Stored data entries:
- - -
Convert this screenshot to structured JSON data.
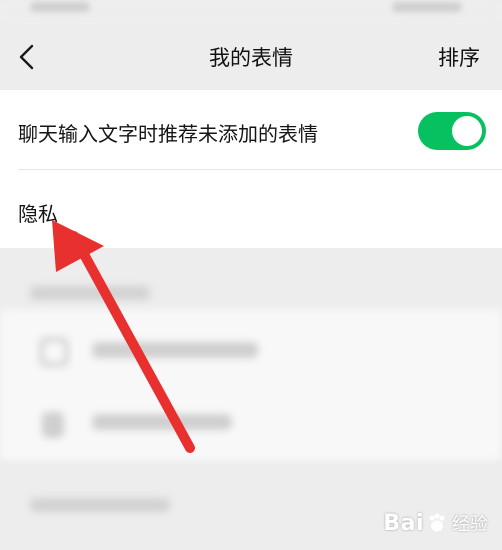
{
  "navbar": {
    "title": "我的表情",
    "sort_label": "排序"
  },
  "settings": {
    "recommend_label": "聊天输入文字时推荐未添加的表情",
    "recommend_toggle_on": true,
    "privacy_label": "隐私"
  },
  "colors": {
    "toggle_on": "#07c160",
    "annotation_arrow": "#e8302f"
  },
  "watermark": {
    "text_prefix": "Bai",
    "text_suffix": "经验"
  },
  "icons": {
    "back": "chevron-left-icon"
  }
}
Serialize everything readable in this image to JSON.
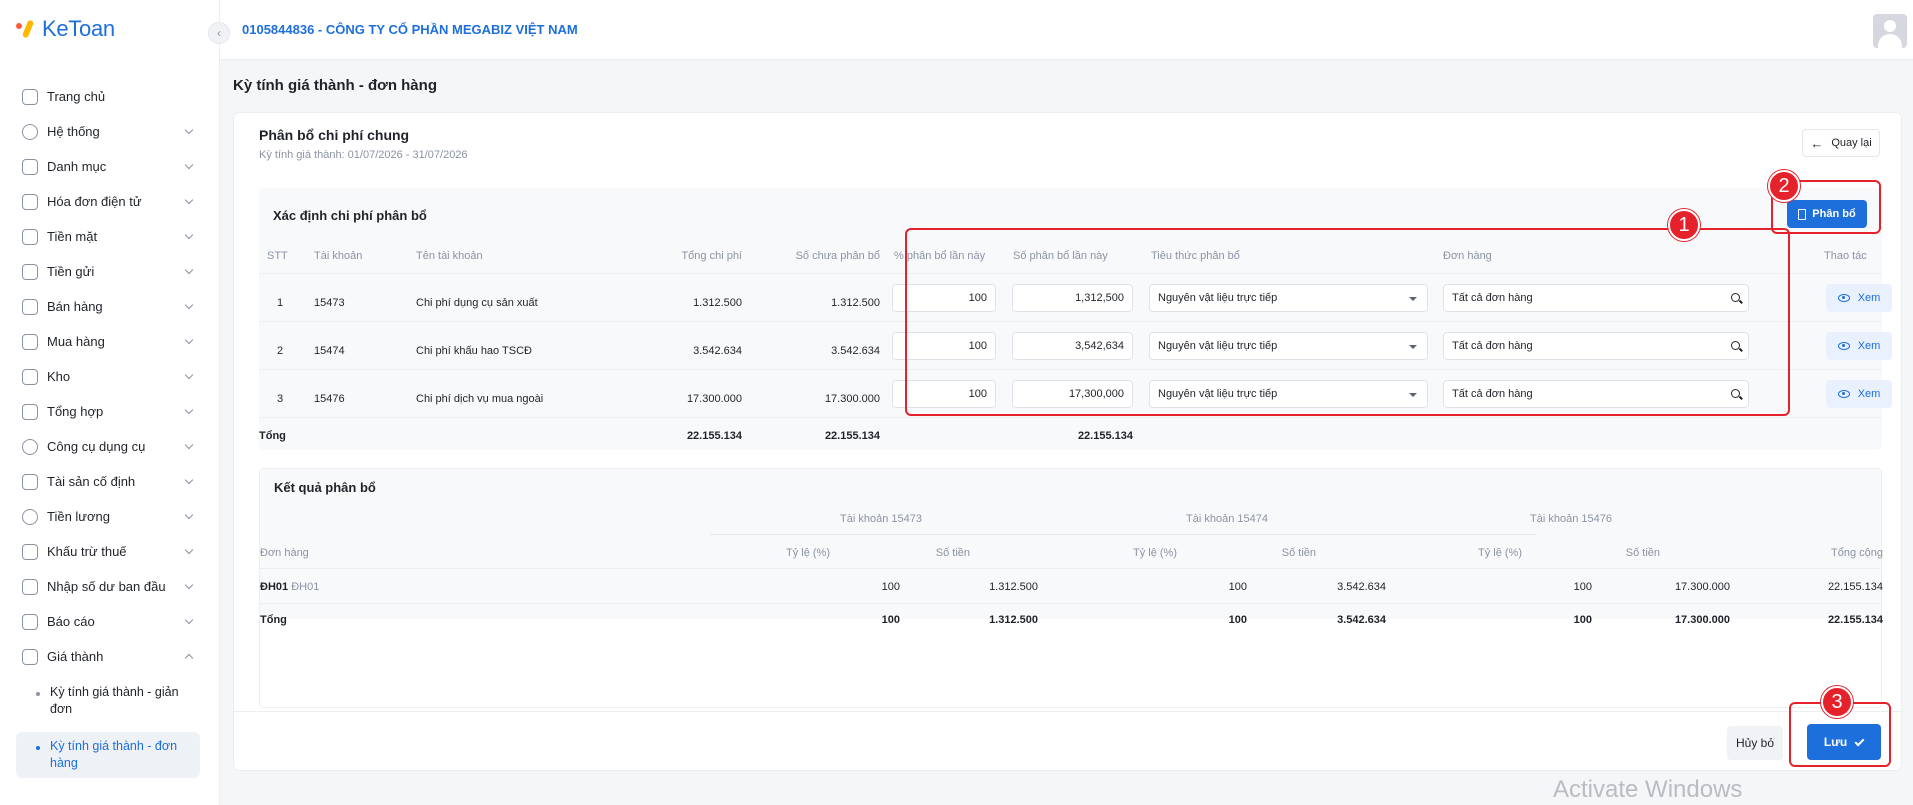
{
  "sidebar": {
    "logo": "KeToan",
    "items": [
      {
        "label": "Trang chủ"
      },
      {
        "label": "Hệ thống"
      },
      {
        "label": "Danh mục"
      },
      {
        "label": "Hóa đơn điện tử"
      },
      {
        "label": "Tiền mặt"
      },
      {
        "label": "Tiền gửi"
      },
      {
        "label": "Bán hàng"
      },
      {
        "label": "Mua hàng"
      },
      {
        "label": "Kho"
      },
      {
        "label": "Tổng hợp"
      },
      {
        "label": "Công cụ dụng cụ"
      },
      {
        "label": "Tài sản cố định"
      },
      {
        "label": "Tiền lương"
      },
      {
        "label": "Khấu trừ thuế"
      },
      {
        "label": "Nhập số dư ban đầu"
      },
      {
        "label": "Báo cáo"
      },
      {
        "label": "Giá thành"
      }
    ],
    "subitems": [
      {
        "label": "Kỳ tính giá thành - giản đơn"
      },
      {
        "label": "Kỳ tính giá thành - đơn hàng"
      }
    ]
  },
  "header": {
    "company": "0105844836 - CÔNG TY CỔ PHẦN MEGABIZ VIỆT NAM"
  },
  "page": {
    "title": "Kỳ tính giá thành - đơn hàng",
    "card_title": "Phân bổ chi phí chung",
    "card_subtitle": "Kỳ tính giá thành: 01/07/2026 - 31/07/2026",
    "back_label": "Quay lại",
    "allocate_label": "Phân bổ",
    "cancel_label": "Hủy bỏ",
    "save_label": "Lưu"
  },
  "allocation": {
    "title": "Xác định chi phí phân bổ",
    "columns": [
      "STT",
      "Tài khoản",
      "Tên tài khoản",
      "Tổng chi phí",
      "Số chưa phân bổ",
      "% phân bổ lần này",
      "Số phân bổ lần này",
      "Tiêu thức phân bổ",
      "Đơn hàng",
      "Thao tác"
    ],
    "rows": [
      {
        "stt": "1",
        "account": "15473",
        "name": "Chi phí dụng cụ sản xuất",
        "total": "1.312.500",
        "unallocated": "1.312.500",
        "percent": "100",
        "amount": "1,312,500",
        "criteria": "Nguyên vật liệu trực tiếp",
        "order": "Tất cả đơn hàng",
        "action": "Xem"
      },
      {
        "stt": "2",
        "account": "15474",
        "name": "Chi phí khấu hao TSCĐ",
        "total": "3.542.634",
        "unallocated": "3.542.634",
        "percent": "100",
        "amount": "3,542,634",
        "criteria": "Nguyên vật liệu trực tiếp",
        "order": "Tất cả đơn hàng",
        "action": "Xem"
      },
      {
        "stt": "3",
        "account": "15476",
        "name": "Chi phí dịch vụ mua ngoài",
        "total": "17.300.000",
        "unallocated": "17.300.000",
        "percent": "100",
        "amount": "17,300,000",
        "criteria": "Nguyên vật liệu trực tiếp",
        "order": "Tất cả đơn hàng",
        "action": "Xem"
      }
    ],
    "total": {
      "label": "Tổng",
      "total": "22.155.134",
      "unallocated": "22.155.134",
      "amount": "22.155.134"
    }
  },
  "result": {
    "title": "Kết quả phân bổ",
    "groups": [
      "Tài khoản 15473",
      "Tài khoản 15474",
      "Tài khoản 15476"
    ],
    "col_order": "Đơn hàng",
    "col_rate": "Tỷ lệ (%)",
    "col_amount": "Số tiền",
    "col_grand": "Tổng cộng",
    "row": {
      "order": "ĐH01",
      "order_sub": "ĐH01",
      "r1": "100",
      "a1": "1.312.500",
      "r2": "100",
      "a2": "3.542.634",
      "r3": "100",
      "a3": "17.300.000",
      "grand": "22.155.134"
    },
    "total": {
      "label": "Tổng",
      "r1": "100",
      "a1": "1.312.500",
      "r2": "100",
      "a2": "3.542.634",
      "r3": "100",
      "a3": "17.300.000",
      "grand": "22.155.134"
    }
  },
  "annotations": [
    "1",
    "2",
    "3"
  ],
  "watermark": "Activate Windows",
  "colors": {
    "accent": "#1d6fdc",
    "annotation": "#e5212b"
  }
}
- - -
Retype the whole listing, keeping every line identical and omitting all pictures.

> _Result below_:
Convert this screenshot to structured JSON data.
{
  "navbar": {
    "title": "我的表情",
    "sort_label": "排序"
  },
  "settings": {
    "recommend_label": "聊天输入文字时推荐未添加的表情",
    "recommend_toggle_on": true,
    "privacy_label": "隐私"
  },
  "colors": {
    "toggle_on": "#07c160",
    "annotation_arrow": "#e8302f"
  },
  "watermark": {
    "text_prefix": "Bai",
    "text_suffix": "经验"
  },
  "icons": {
    "back": "chevron-left-icon"
  }
}
Serialize everything readable in this image to JSON.
{
  "sidebar": {
    "logo": "KeToan",
    "items": [
      {
        "label": "Trang chủ"
      },
      {
        "label": "Hệ thống"
      },
      {
        "label": "Danh mục"
      },
      {
        "label": "Hóa đơn điện tử"
      },
      {
        "label": "Tiền mặt"
      },
      {
        "label": "Tiền gửi"
      },
      {
        "label": "Bán hàng"
      },
      {
        "label": "Mua hàng"
      },
      {
        "label": "Kho"
      },
      {
        "label": "Tổng hợp"
      },
      {
        "label": "Công cụ dụng cụ"
      },
      {
        "label": "Tài sản cố định"
      },
      {
        "label": "Tiền lương"
      },
      {
        "label": "Khấu trừ thuế"
      },
      {
        "label": "Nhập số dư ban đầu"
      },
      {
        "label": "Báo cáo"
      },
      {
        "label": "Giá thành"
      }
    ],
    "subitems": [
      {
        "label": "Kỳ tính giá thành - giản đơn"
      },
      {
        "label": "Kỳ tính giá thành - đơn hàng"
      }
    ]
  },
  "header": {
    "company": "0105844836 - CÔNG TY CỔ PHẦN MEGABIZ VIỆT NAM"
  },
  "page": {
    "title": "Kỳ tính giá thành - đơn hàng",
    "card_title": "Phân bổ chi phí chung",
    "card_subtitle": "Kỳ tính giá thành: 01/07/2026 - 31/07/2026",
    "back_label": "Quay lại",
    "allocate_label": "Phân bổ",
    "cancel_label": "Hủy bỏ",
    "save_label": "Lưu"
  },
  "allocation": {
    "title": "Xác định chi phí phân bổ",
    "columns": [
      "STT",
      "Tài khoản",
      "Tên tài khoản",
      "Tổng chi phí",
      "Số chưa phân bổ",
      "% phân bổ lần này",
      "Số phân bổ lần này",
      "Tiêu thức phân bổ",
      "Đơn hàng",
      "Thao tác"
    ],
    "rows": [
      {
        "stt": "1",
        "account": "15473",
        "name": "Chi phí dụng cụ sản xuất",
        "total": "1.312.500",
        "unallocated": "1.312.500",
        "percent": "100",
        "amount": "1,312,500",
        "criteria": "Nguyên vật liệu trực tiếp",
        "order": "Tất cả đơn hàng",
        "action": "Xem"
      },
      {
        "stt": "2",
        "account": "15474",
        "name": "Chi phí khấu hao TSCĐ",
        "total": "3.542.634",
        "unallocated": "3.542.634",
        "percent": "100",
        "amount": "3,542,634",
        "criteria": "Nguyên vật liệu trực tiếp",
        "order": "Tất cả đơn hàng",
        "action": "Xem"
      },
      {
        "stt": "3",
        "account": "15476",
        "name": "Chi phí dịch vụ mua ngoài",
        "total": "17.300.000",
        "unallocated": "17.300.000",
        "percent": "100",
        "amount": "17,300,000",
        "criteria": "Nguyên vật liệu trực tiếp",
        "order": "Tất cả đơn hàng",
        "action": "Xem"
      }
    ],
    "total": {
      "label": "Tổng",
      "total": "22.155.134",
      "unallocated": "22.155.134",
      "amount": "22.155.134"
    }
  },
  "result": {
    "title": "Kết quả phân bổ",
    "groups": [
      "Tài khoản 15473",
      "Tài khoản 15474",
      "Tài khoản 15476"
    ],
    "col_order": "Đơn hàng",
    "col_rate": "Tỷ lệ (%)",
    "col_amount": "Số tiền",
    "col_grand": "Tổng cộng",
    "row": {
      "order": "ĐH01",
      "order_sub": "ĐH01",
      "r1": "100",
      "a1": "1.312.500",
      "r2": "100",
      "a2": "3.542.634",
      "r3": "100",
      "a3": "17.300.000",
      "grand": "22.155.134"
    },
    "total": {
      "label": "Tổng",
      "r1": "100",
      "a1": "1.312.500",
      "r2": "100",
      "a2": "3.542.634",
      "r3": "100",
      "a3": "17.300.000",
      "grand": "22.155.134"
    }
  },
  "annotations": [
    "1",
    "2",
    "3"
  ],
  "watermark": "Activate Windows",
  "colors": {
    "accent": "#1d6fdc",
    "annotation": "#e5212b"
  }
}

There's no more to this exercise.